**PROBLEM REQUIREMENTS**. Reproduce the lines of the listing starting at the line that contains "thumbnail-item[interactable]: IMG0025 PCD" and ending at the line that contains "thumbnail-image[interactable] — [72, 559, 307, 717]", both included.

═══ RECORDS TO USE

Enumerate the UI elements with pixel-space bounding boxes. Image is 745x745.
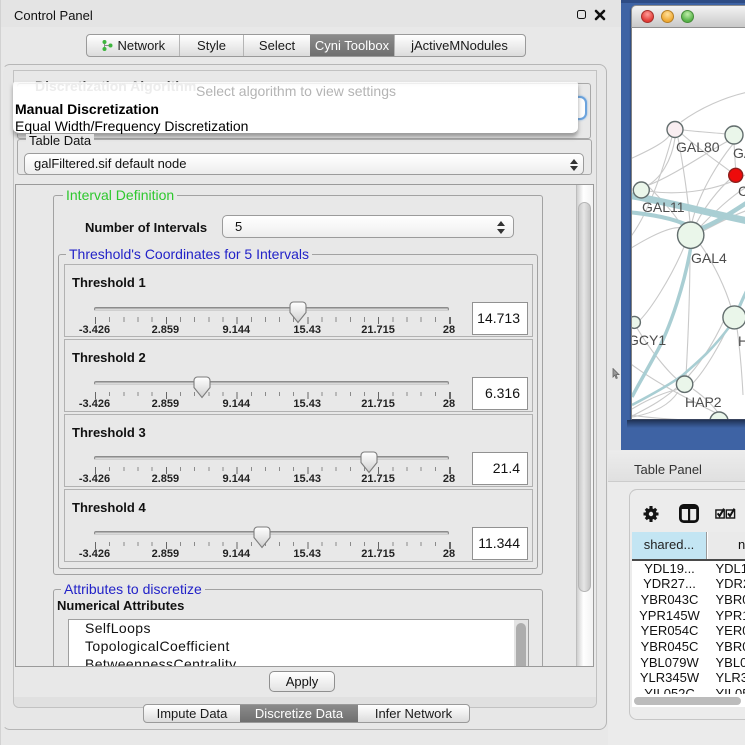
svg-text:GAL80: GAL80: [676, 139, 720, 155]
svg-text:GAL11: GAL11: [642, 199, 685, 215]
svg-text:H: H: [738, 333, 745, 349]
svg-text:CR: CR: [738, 183, 745, 199]
svg-text:HAP2: HAP2: [685, 394, 722, 410]
svg-text:GAL3: GAL3: [733, 145, 745, 161]
svg-text:GAL4: GAL4: [691, 250, 727, 266]
svg-text:GCY1: GCY1: [632, 332, 666, 348]
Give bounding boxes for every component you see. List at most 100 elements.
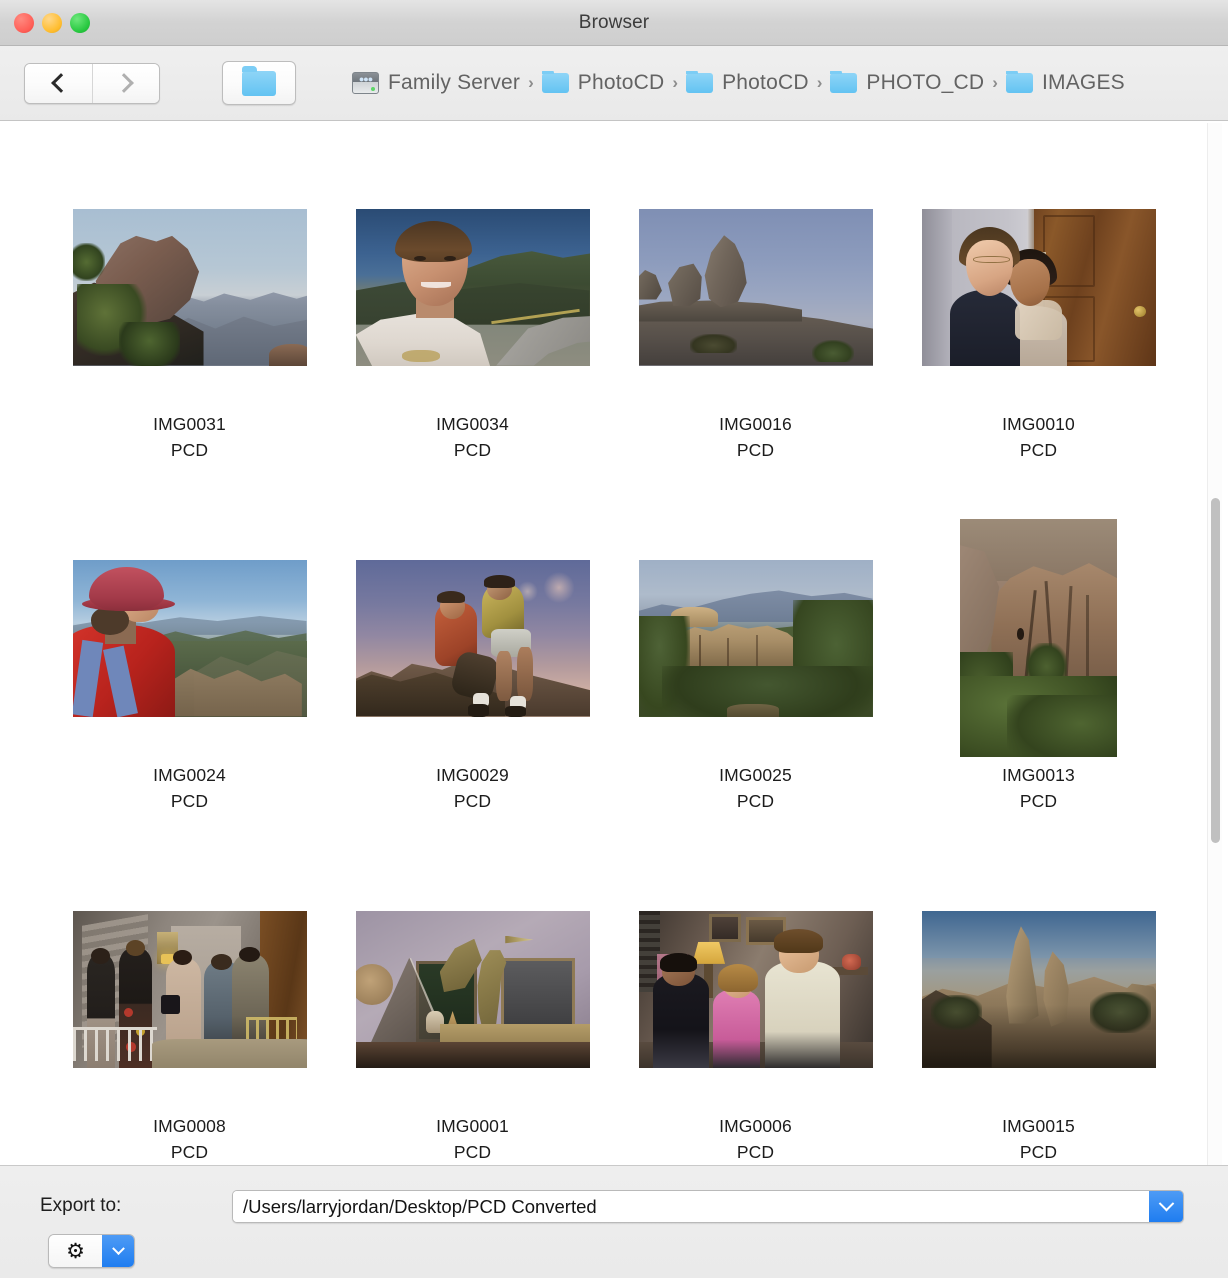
thumbnail-item[interactable]: IMG0025 PCD — [614, 514, 897, 865]
thumbnail-image[interactable] — [638, 559, 873, 717]
thumbnail-image-wrap — [614, 514, 897, 762]
export-path-dropdown-button[interactable] — [1149, 1191, 1183, 1222]
thumbnail-item[interactable]: IMG0029 PCD — [331, 514, 614, 865]
thumbnail-image[interactable] — [72, 559, 307, 717]
breadcrumb-item-photocd-2[interactable]: PhotoCD — [686, 71, 809, 95]
thumbnail-image[interactable] — [638, 208, 873, 366]
thumbnail-extension: PCD — [453, 791, 492, 811]
thumbnail-name: IMG0024 — [153, 765, 226, 785]
thumbnail-extension: PCD — [1019, 791, 1058, 811]
thumbnail-name: IMG0029 — [436, 765, 509, 785]
thumbnail-caption: IMG0025 PCD — [719, 762, 792, 814]
thumbnail-name: IMG0025 — [719, 765, 792, 785]
thumbnail-extension: PCD — [170, 1142, 209, 1162]
settings-dropdown-button[interactable] — [102, 1235, 134, 1267]
gear-icon: ⚙ — [66, 1239, 85, 1263]
thumbnail-image-wrap — [331, 865, 614, 1113]
thumbnail-image[interactable] — [960, 519, 1117, 757]
vertical-scrollbar[interactable] — [1207, 123, 1222, 1165]
thumbnail-name: IMG0001 — [436, 1116, 509, 1136]
thumbnail-name: IMG0034 — [436, 414, 509, 434]
thumbnail-image[interactable] — [355, 910, 590, 1068]
thumbnail-caption: IMG0029 PCD — [436, 762, 509, 814]
thumbnail-item[interactable]: IMG0015 PCD — [897, 865, 1180, 1165]
thumbnail-item[interactable]: IMG0034 PCD — [331, 163, 614, 514]
breadcrumb-item-photo-cd[interactable]: PHOTO_CD — [830, 71, 984, 95]
thumbnail-image[interactable] — [355, 559, 590, 717]
thumbnail-extension: PCD — [170, 440, 209, 460]
thumbnail-item[interactable]: IMG0008 PCD — [48, 865, 331, 1165]
thumbnail-name: IMG0013 — [1002, 765, 1075, 785]
thumbnail-item[interactable]: IMG0031 PCD — [48, 163, 331, 514]
thumbnail-extension: PCD — [1019, 440, 1058, 460]
chevron-down-icon — [111, 1241, 125, 1255]
thumbnail-item[interactable]: IMG0024 PCD — [48, 514, 331, 865]
breadcrumb-item-photocd-1[interactable]: PhotoCD — [541, 71, 665, 95]
thumbnail-extension: PCD — [736, 1142, 775, 1162]
thumbnail-extension: PCD — [453, 440, 492, 460]
export-path-input[interactable] — [233, 1191, 1149, 1222]
settings-gear-button[interactable]: ⚙ — [49, 1235, 102, 1267]
breadcrumb-item-family-server[interactable]: ●●● Family Server — [352, 71, 520, 95]
thumbnail-image[interactable] — [72, 208, 307, 366]
thumbnail-image[interactable] — [355, 208, 590, 366]
thumbnail-image[interactable] — [921, 208, 1156, 366]
settings-menu-group[interactable]: ⚙ — [48, 1234, 135, 1268]
server-icon: ●●● — [352, 72, 379, 94]
folder-icon — [541, 71, 569, 93]
thumbnail-image-wrap — [614, 163, 897, 411]
breadcrumb-separator-icon: › — [992, 73, 998, 92]
thumbnail-grid: IMG0031 PCD IMG0034 PCD IMG0016 PCD IMG0… — [0, 121, 1228, 1165]
chevron-right-icon — [114, 73, 134, 93]
thumbnail-caption: IMG0031 PCD — [153, 411, 226, 463]
breadcrumb-separator-icon: › — [816, 73, 823, 92]
thumbnail-extension: PCD — [453, 1142, 492, 1162]
thumbnail-image[interactable] — [638, 910, 873, 1068]
thumbnail-extension: PCD — [736, 791, 775, 811]
thumbnail-caption: IMG0024 PCD — [153, 762, 226, 814]
thumbnail-item[interactable]: IMG0016 PCD — [614, 163, 897, 514]
thumbnail-caption: IMG0013 PCD — [1002, 762, 1075, 814]
thumbnail-caption: IMG0015 PCD — [1002, 1113, 1075, 1165]
thumbnail-caption: IMG0008 PCD — [153, 1113, 226, 1165]
thumbnail-image[interactable] — [921, 910, 1156, 1068]
thumbnail-caption: IMG0006 PCD — [719, 1113, 792, 1165]
thumbnail-image-wrap — [48, 163, 331, 411]
maximize-window-button[interactable] — [70, 13, 90, 33]
thumbnail-caption: IMG0001 PCD — [436, 1113, 509, 1165]
breadcrumb-item-images[interactable]: IMAGES — [1005, 71, 1125, 95]
folder-view-button[interactable] — [222, 61, 296, 105]
thumbnail-image-wrap — [331, 514, 614, 762]
breadcrumb: ●●● Family Server › PhotoCD › PhotoCD › … — [352, 71, 1125, 95]
close-window-button[interactable] — [14, 13, 34, 33]
breadcrumb-separator-icon: › — [672, 73, 679, 92]
breadcrumb-label: IMAGES — [1041, 71, 1125, 94]
thumbnail-name: IMG0008 — [153, 1116, 226, 1136]
back-button[interactable] — [25, 63, 92, 103]
window-controls — [14, 0, 90, 46]
export-path-combobox[interactable] — [232, 1190, 1184, 1223]
thumbnail-caption: IMG0010 PCD — [1002, 411, 1075, 463]
file-browser-content: IMG0031 PCD IMG0034 PCD IMG0016 PCD IMG0… — [0, 121, 1228, 1165]
thumbnail-name: IMG0015 — [1002, 1116, 1075, 1136]
thumbnail-item[interactable]: IMG0010 PCD — [897, 163, 1180, 514]
forward-button[interactable] — [92, 63, 159, 103]
folder-icon — [1005, 71, 1033, 93]
thumbnail-image-wrap — [897, 514, 1180, 762]
thumbnail-caption: IMG0034 PCD — [436, 411, 509, 463]
breadcrumb-label: Family Server — [388, 71, 521, 94]
breadcrumb-separator-icon: › — [528, 73, 534, 92]
thumbnail-extension: PCD — [1019, 1142, 1058, 1162]
scrollbar-thumb[interactable] — [1211, 498, 1220, 843]
thumbnail-image-wrap — [897, 163, 1180, 411]
export-to-label: Export to: — [40, 1195, 122, 1216]
thumbnail-item[interactable]: IMG0013 PCD — [897, 514, 1180, 865]
title-bar: Browser — [0, 0, 1228, 46]
thumbnail-item[interactable]: IMG0001 PCD — [331, 865, 614, 1165]
thumbnail-image[interactable] — [72, 910, 307, 1068]
minimize-window-button[interactable] — [42, 13, 62, 33]
thumbnail-image-wrap — [331, 163, 614, 411]
thumbnail-extension: PCD — [736, 440, 775, 460]
folder-icon — [830, 71, 858, 93]
thumbnail-item[interactable]: IMG0006 PCD — [614, 865, 897, 1165]
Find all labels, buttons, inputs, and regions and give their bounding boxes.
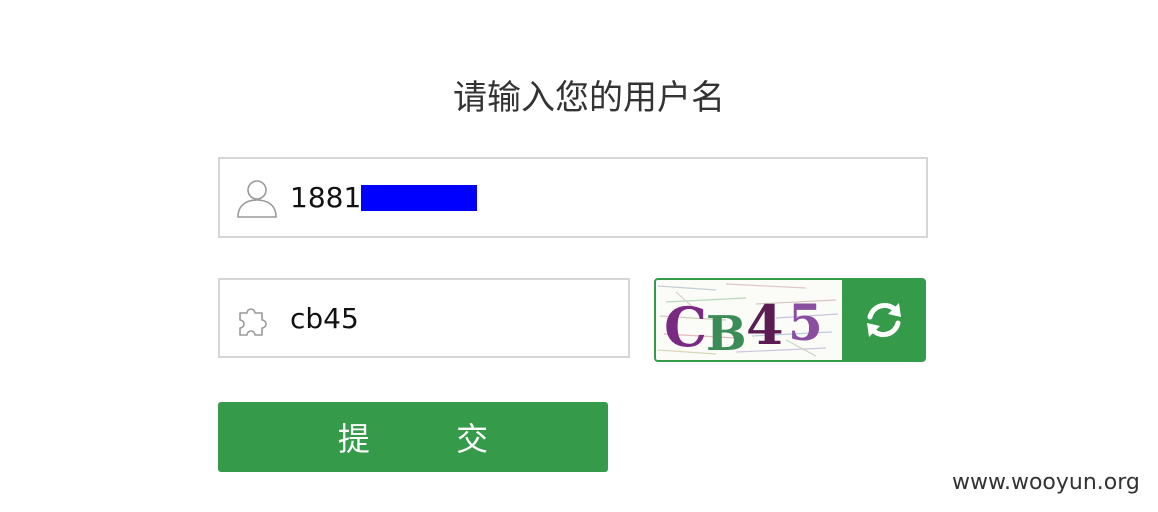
captcha-refresh-button[interactable] xyxy=(842,280,924,360)
puzzle-icon xyxy=(234,299,280,339)
username-prefix: 1881 xyxy=(290,181,362,214)
username-field[interactable]: 1881 xyxy=(218,157,928,238)
captcha-input[interactable]: cb45 xyxy=(290,280,359,356)
watermark: www.wooyun.org xyxy=(952,470,1140,495)
refresh-icon xyxy=(867,302,901,338)
user-icon xyxy=(234,178,280,218)
svg-text:C: C xyxy=(664,295,707,359)
captcha-widget: C B 4 5 xyxy=(654,278,926,362)
username-value[interactable]: 1881 xyxy=(290,159,478,236)
username-redaction xyxy=(361,184,478,211)
svg-text:5: 5 xyxy=(788,293,823,352)
svg-text:4: 4 xyxy=(746,293,784,357)
captcha-field[interactable]: cb45 xyxy=(218,278,630,358)
page-title: 请输入您的用户名 xyxy=(453,78,725,118)
captcha-image[interactable]: C B 4 5 xyxy=(656,280,842,360)
svg-text:B: B xyxy=(706,306,747,360)
submit-button[interactable]: 提 交 xyxy=(218,402,608,472)
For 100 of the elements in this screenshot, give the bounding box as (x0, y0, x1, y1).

══════

**COMPLETE OUTPUT**.
thumbnail-item[interactable]: IMG0025 PCD — [614, 514, 897, 865]
thumbnail-image[interactable] — [638, 559, 873, 717]
thumbnail-image-wrap — [614, 514, 897, 762]
export-path-dropdown-button[interactable] — [1149, 1191, 1183, 1222]
thumbnail-item[interactable]: IMG0029 PCD — [331, 514, 614, 865]
thumbnail-image[interactable] — [72, 559, 307, 717]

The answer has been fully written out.